--- Start of RECORDS PROVIDED ---

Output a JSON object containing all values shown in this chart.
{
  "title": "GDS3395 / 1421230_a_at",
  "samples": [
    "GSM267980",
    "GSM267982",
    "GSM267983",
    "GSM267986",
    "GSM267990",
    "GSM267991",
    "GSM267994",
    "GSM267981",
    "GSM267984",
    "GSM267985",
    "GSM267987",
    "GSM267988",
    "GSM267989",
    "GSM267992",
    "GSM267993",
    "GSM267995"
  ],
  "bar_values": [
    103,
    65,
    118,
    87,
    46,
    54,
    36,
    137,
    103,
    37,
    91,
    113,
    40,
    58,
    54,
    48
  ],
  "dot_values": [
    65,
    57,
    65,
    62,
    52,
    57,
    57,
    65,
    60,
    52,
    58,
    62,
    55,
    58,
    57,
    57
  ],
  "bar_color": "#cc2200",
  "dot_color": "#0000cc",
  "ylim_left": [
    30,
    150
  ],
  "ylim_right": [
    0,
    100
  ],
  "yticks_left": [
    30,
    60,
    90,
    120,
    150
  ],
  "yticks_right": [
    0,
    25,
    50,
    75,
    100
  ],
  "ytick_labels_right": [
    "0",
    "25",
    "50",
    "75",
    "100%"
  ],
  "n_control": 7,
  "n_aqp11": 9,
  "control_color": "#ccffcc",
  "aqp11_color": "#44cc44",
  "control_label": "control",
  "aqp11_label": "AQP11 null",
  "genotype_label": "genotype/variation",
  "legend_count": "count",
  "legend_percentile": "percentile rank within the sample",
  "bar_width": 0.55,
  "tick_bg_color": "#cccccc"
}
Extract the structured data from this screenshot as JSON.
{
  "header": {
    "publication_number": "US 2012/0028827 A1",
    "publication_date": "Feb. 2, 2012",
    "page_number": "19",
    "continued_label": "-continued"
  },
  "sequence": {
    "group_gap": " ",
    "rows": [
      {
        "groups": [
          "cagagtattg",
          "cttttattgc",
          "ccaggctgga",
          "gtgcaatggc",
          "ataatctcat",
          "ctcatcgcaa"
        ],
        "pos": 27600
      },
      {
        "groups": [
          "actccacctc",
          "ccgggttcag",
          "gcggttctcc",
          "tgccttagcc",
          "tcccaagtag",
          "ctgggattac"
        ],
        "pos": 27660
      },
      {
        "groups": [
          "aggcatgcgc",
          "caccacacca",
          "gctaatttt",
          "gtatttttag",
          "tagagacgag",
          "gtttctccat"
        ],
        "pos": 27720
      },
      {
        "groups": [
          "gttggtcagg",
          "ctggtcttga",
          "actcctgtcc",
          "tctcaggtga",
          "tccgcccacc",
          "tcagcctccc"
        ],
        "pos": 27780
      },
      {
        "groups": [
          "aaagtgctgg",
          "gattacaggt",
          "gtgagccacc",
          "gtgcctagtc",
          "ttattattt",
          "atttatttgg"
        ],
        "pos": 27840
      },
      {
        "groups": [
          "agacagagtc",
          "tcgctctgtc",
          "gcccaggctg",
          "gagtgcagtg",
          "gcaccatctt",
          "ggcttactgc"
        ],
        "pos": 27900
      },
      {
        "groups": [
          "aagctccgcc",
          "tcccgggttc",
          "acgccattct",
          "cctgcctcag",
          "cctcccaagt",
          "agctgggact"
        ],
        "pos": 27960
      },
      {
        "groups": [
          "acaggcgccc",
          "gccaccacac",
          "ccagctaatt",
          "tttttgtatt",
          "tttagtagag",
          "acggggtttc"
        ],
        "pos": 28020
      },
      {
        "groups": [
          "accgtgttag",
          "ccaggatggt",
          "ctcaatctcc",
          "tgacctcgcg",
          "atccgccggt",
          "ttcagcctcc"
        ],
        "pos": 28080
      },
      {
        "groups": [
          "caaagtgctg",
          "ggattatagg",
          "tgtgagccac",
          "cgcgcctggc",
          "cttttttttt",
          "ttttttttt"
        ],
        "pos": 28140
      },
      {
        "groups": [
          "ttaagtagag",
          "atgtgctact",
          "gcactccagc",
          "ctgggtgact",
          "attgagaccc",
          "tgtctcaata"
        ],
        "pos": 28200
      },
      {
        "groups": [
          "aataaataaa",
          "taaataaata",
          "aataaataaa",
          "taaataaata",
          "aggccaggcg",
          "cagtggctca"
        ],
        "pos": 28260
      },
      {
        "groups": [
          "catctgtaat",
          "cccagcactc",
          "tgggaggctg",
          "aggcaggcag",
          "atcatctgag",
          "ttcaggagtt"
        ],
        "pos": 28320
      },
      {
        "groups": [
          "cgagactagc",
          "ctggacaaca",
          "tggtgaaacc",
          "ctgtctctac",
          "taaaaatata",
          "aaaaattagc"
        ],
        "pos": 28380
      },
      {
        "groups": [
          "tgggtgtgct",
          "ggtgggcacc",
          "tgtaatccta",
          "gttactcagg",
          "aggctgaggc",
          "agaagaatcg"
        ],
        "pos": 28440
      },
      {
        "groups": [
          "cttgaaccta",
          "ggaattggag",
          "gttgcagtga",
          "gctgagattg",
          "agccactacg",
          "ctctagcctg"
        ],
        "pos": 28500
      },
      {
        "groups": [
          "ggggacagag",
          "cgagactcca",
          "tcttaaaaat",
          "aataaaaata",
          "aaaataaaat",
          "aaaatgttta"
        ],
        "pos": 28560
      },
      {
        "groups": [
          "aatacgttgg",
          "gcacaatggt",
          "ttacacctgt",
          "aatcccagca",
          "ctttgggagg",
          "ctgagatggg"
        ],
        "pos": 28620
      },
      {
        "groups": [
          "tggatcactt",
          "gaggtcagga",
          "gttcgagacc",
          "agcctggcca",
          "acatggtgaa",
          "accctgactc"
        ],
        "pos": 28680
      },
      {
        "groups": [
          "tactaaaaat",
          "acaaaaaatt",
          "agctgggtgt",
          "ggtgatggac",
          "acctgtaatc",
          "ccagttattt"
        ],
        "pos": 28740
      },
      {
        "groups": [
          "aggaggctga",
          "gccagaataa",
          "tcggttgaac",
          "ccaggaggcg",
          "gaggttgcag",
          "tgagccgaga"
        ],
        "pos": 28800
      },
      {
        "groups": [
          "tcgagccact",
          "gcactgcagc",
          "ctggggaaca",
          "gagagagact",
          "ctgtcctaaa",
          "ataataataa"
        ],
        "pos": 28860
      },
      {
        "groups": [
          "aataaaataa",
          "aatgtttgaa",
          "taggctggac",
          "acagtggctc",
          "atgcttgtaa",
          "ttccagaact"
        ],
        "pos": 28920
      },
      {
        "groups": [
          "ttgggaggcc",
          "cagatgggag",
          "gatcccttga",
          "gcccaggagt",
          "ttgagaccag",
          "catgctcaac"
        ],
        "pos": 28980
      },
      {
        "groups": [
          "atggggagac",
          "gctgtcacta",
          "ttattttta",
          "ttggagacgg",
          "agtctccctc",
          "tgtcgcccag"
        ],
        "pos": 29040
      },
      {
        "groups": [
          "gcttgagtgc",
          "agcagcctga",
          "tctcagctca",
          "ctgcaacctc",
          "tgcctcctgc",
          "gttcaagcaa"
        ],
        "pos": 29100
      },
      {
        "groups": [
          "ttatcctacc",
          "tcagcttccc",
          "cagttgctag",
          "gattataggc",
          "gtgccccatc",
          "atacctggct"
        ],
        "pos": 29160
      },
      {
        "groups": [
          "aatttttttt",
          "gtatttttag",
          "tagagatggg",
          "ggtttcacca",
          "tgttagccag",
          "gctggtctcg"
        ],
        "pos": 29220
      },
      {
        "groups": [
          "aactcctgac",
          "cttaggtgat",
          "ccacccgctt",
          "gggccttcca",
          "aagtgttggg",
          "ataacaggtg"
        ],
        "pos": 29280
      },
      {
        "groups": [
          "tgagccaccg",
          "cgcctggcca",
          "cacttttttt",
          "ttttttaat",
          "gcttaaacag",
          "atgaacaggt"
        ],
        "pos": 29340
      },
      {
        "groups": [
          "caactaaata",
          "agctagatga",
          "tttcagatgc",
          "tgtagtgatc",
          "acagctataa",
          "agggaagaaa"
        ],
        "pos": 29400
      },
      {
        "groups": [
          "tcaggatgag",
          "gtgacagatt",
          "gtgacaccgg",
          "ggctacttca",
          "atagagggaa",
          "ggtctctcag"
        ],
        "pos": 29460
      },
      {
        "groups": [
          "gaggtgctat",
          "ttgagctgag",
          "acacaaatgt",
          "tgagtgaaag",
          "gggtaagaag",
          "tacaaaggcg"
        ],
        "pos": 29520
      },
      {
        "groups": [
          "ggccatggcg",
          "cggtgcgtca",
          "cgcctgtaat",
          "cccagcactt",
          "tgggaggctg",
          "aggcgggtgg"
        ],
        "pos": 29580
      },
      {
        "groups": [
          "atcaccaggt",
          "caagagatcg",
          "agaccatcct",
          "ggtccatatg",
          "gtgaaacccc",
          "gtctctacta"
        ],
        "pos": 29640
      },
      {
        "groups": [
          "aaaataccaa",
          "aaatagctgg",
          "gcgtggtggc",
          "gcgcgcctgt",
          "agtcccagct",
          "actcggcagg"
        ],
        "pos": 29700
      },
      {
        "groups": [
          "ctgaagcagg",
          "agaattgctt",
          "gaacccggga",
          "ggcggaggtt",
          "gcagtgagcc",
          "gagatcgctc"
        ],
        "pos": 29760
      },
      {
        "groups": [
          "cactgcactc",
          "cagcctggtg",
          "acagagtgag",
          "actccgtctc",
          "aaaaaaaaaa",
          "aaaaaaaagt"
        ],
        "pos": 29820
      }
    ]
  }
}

--- End of RECORDS PROVIDED ---

→ **PROBLEM REQUIREMENTS**: Check every line of the data above for the string "JSON", and copy those that have it.

→ **RESULT**:
Output a JSON object containing all values shown in this chart.
Extract the structured data from this screenshot as JSON.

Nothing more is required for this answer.